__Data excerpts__
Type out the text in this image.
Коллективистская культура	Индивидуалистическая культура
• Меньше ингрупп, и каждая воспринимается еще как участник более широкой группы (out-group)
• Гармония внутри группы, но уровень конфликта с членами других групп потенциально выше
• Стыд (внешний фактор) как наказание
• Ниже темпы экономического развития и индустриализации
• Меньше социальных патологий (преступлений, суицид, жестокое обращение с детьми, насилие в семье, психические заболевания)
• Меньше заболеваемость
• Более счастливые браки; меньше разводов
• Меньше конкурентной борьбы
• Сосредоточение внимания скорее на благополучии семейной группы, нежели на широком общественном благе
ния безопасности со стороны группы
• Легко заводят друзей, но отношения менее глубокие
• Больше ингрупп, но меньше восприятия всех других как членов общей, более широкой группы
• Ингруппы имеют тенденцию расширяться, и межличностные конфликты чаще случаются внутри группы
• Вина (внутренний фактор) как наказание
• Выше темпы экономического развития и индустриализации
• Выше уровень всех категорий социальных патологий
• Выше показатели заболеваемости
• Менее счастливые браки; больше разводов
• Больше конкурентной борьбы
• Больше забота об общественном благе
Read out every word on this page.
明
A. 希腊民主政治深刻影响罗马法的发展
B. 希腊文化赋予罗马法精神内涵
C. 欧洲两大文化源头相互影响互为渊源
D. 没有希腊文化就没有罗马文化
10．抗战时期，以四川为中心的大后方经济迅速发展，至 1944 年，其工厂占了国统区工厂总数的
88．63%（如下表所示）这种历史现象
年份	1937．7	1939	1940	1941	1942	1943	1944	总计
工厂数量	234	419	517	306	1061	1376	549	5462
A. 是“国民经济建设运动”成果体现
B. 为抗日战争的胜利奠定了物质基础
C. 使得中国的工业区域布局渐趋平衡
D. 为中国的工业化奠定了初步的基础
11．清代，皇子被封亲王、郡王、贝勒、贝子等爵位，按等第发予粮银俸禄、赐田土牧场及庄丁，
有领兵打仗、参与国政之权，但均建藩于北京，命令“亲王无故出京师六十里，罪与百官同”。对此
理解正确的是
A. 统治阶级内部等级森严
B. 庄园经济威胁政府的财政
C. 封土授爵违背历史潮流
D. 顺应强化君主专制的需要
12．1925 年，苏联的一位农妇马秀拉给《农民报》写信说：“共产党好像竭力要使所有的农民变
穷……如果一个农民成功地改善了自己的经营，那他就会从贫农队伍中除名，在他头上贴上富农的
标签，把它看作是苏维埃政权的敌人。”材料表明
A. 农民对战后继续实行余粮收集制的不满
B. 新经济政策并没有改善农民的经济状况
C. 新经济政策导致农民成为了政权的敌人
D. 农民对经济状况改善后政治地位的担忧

__JOB__
Nothing in the listing may be changed; retype it all exactly.

__REPLY__
Type out the text in this image.
Коллективистская культура	Индивидуалистическая культура
• Меньше ингрупп, и каждая воспринимается еще как участник более широкой группы (out-group)
• Гармония внутри группы, но уровень конфликта с членами других групп потенциально выше
• Стыд (внешний фактор) как наказание
• Ниже темпы экономического развития и индустриализации
• Меньше социальных патологий (преступлений, суицид, жестокое обращение с детьми, насилие в семье, психические заболевания)
• Меньше заболеваемость
• Более счастливые браки; меньше разводов
• Меньше конкурентной борьбы
• Сосредоточение внимания скорее на благополучии семейной группы, нежели на широком общественном благе
ния безопасности со стороны группы
• Легко заводят друзей, но отношения менее глубокие
• Больше ингрупп, но меньше восприятия всех других как членов общей, более широкой группы
• Ингруппы имеют тенденцию расширяться, и межличностные конфликты чаще случаются внутри группы
• Вина (внутренний фактор) как наказание
• Выше темпы экономического развития и индустриализации
• Выше уровень всех категорий социальных патологий
• Выше показатели заболеваемости
• Менее счастливые браки; больше разводов
• Больше конкурентной борьбы
• Больше забота об общественном благе
Read out every word on this page.
明
A. 希腊民主政治深刻影响罗马法的发展
B. 希腊文化赋予罗马法精神内涵
C. 欧洲两大文化源头相互影响互为渊源
D. 没有希腊文化就没有罗马文化
10．抗战时期，以四川为中心的大后方经济迅速发展，至 1944 年，其工厂占了国统区工厂总数的
88．63%（如下表所示）这种历史现象
年份	1937．7	1939	1940	1941	1942	1943	1944	总计
工厂数量	234	419	517	306	1061	1376	549	5462
A. 是“国民经济建设运动”成果体现
B. 为抗日战争的胜利奠定了物质基础
C. 使得中国的工业区域布局渐趋平衡
D. 为中国的工业化奠定了初步的基础
11．清代，皇子被封亲王、郡王、贝勒、贝子等爵位，按等第发予粮银俸禄、赐田土牧场及庄丁，
有领兵打仗、参与国政之权，但均建藩于北京，命令“亲王无故出京师六十里，罪与百官同”。对此
理解正确的是
A. 统治阶级内部等级森严
B. 庄园经济威胁政府的财政
C. 封土授爵违背历史潮流
D. 顺应强化君主专制的需要
12．1925 年，苏联的一位农妇马秀拉给《农民报》写信说：“共产党好像竭力要使所有的农民变
穷……如果一个农民成功地改善了自己的经营，那他就会从贫农队伍中除名，在他头上贴上富农的
标签，把它看作是苏维埃政权的敌人。”材料表明
A. 农民对战后继续实行余粮收集制的不满
B. 新经济政策并没有改善农民的经济状况
C. 新经济政策导致农民成为了政权的敌人
D. 农民对经济状况改善后政治地位的担忧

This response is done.